### WORK INSTRUCTIONS
Count the lines in the items below that contain the string "label", treating case as significant, and reply with the number alone.

### PROVIDED INFORMATION

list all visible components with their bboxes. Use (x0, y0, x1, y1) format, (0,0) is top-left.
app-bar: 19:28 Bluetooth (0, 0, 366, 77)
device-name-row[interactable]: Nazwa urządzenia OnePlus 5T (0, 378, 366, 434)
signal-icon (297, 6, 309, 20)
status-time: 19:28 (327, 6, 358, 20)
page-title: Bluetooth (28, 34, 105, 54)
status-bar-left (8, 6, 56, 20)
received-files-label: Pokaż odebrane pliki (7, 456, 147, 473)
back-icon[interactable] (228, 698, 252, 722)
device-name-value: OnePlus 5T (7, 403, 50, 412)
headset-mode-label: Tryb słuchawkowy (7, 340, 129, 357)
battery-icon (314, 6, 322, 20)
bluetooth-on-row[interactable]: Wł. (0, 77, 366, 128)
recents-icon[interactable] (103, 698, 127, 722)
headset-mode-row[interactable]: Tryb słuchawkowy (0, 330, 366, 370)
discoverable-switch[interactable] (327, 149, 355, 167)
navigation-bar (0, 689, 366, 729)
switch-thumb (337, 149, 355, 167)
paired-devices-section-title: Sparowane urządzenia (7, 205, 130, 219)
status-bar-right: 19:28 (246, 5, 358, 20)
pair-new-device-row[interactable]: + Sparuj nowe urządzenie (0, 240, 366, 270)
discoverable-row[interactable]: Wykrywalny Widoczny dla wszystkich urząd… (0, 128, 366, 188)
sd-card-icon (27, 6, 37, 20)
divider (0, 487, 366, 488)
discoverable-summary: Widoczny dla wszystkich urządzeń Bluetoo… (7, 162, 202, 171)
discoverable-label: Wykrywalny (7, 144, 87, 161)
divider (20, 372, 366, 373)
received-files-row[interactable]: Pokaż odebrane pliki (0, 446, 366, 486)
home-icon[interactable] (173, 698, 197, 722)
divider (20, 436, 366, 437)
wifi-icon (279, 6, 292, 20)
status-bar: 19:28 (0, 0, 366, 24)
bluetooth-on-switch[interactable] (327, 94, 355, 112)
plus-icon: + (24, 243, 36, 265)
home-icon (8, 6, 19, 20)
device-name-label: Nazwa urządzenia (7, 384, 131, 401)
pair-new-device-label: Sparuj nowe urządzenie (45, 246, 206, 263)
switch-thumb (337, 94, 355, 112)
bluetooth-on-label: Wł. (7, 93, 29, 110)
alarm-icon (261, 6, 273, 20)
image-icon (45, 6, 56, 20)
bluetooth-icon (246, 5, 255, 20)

### FINISHED EXERCISE
6